=== Dataset records ===

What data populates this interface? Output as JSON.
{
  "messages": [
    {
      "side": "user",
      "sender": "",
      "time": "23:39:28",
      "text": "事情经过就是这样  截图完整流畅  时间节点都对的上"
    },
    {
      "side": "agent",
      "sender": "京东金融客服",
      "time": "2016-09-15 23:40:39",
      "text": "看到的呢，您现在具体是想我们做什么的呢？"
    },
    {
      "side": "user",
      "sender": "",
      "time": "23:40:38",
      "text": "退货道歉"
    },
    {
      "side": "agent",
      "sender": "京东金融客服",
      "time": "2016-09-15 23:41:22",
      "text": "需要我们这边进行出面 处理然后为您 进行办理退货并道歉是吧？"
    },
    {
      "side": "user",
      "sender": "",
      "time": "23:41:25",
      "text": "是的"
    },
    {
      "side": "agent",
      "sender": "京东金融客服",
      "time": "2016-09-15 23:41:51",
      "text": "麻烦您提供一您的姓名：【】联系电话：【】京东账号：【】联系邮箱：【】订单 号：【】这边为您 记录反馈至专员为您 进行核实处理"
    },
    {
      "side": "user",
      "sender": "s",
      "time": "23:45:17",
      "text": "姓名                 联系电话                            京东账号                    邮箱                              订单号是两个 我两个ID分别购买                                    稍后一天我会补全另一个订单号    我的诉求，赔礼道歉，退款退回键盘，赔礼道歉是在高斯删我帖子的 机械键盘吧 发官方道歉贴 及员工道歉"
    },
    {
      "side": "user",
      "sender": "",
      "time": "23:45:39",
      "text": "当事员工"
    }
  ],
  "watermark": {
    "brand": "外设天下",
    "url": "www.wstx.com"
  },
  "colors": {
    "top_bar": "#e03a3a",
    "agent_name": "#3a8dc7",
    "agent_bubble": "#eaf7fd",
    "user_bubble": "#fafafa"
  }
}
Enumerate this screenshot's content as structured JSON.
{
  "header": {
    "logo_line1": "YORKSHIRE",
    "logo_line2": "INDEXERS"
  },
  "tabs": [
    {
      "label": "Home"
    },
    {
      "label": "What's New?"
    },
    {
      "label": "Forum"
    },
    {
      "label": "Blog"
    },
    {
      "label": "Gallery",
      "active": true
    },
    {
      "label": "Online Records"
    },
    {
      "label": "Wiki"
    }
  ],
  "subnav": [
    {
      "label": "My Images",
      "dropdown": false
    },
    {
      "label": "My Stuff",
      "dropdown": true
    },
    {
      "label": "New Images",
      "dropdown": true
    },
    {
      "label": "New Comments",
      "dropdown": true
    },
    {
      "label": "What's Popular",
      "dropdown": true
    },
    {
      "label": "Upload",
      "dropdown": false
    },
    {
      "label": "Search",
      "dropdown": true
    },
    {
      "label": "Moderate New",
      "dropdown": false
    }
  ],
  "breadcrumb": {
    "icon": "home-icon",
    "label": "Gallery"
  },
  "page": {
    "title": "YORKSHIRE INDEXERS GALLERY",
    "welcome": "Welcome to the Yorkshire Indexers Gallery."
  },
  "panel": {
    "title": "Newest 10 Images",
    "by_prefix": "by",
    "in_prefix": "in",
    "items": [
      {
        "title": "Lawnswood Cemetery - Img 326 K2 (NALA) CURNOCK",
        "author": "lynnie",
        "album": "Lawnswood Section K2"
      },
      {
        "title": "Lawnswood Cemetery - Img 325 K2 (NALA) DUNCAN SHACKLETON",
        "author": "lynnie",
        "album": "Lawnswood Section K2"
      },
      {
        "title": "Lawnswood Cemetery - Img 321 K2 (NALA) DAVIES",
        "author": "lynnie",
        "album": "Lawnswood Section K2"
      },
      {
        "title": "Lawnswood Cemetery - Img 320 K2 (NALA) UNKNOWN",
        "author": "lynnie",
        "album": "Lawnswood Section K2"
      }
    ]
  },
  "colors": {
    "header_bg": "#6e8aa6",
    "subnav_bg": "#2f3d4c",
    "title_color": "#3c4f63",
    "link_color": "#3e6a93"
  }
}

=== WORK INSTRUCTIONS ===
Transcribe the whole listing with nothing added or left out.

=== WRITTEN SOLUTION ===
What data populates this interface? Output as JSON.
{
  "messages": [
    {
      "side": "user",
      "sender": "",
      "time": "23:39:28",
      "text": "事情经过就是这样  截图完整流畅  时间节点都对的上"
    },
    {
      "side": "agent",
      "sender": "京东金融客服",
      "time": "2016-09-15 23:40:39",
      "text": "看到的呢，您现在具体是想我们做什么的呢？"
    },
    {
      "side": "user",
      "sender": "",
      "time": "23:40:38",
      "text": "退货道歉"
    },
    {
      "side": "agent",
      "sender": "京东金融客服",
      "time": "2016-09-15 23:41:22",
      "text": "需要我们这边进行出面 处理然后为您 进行办理退货并道歉是吧？"
    },
    {
      "side": "user",
      "sender": "",
      "time": "23:41:25",
      "text": "是的"
    },
    {
      "side": "agent",
      "sender": "京东金融客服",
      "time": "2016-09-15 23:41:51",
      "text": "麻烦您提供一您的姓名：【】联系电话：【】京东账号：【】联系邮箱：【】订单 号：【】这边为您 记录反馈至专员为您 进行核实处理"
    },
    {
      "side": "user",
      "sender": "s",
      "time": "23:45:17",
      "text": "姓名                 联系电话                            京东账号                    邮箱                              订单号是两个 我两个ID分别购买                                    稍后一天我会补全另一个订单号    我的诉求，赔礼道歉，退款退回键盘，赔礼道歉是在高斯删我帖子的 机械键盘吧 发官方道歉贴 及员工道歉"
    },
    {
      "side": "user",
      "sender": "",
      "time": "23:45:39",
      "text": "当事员工"
    }
  ],
  "watermark": {
    "brand": "外设天下",
    "url": "www.wstx.com"
  },
  "colors": {
    "top_bar": "#e03a3a",
    "agent_name": "#3a8dc7",
    "agent_bubble": "#eaf7fd",
    "user_bubble": "#fafafa"
  }
}
Enumerate this screenshot's content as structured JSON.
{
  "header": {
    "logo_line1": "YORKSHIRE",
    "logo_line2": "INDEXERS"
  },
  "tabs": [
    {
      "label": "Home"
    },
    {
      "label": "What's New?"
    },
    {
      "label": "Forum"
    },
    {
      "label": "Blog"
    },
    {
      "label": "Gallery",
      "active": true
    },
    {
      "label": "Online Records"
    },
    {
      "label": "Wiki"
    }
  ],
  "subnav": [
    {
      "label": "My Images",
      "dropdown": false
    },
    {
      "label": "My Stuff",
      "dropdown": true
    },
    {
      "label": "New Images",
      "dropdown": true
    },
    {
      "label": "New Comments",
      "dropdown": true
    },
    {
      "label": "What's Popular",
      "dropdown": true
    },
    {
      "label": "Upload",
      "dropdown": false
    },
    {
      "label": "Search",
      "dropdown": true
    },
    {
      "label": "Moderate New",
      "dropdown": false
    }
  ],
  "breadcrumb": {
    "icon": "home-icon",
    "label": "Gallery"
  },
  "page": {
    "title": "YORKSHIRE INDEXERS GALLERY",
    "welcome": "Welcome to the Yorkshire Indexers Gallery."
  },
  "panel": {
    "title": "Newest 10 Images",
    "by_prefix": "by",
    "in_prefix": "in",
    "items": [
      {
        "title": "Lawnswood Cemetery - Img 326 K2 (NALA) CURNOCK",
        "author": "lynnie",
        "album": "Lawnswood Section K2"
      },
      {
        "title": "Lawnswood Cemetery - Img 325 K2 (NALA) DUNCAN SHACKLETON",
        "author": "lynnie",
        "album": "Lawnswood Section K2"
      },
      {
        "title": "Lawnswood Cemetery - Img 321 K2 (NALA) DAVIES",
        "author": "lynnie",
        "album": "Lawnswood Section K2"
      },
      {
        "title": "Lawnswood Cemetery - Img 320 K2 (NALA) UNKNOWN",
        "author": "lynnie",
        "album": "Lawnswood Section K2"
      }
    ]
  },
  "colors": {
    "header_bg": "#6e8aa6",
    "subnav_bg": "#2f3d4c",
    "title_color": "#3c4f63",
    "link_color": "#3e6a93"
  }
}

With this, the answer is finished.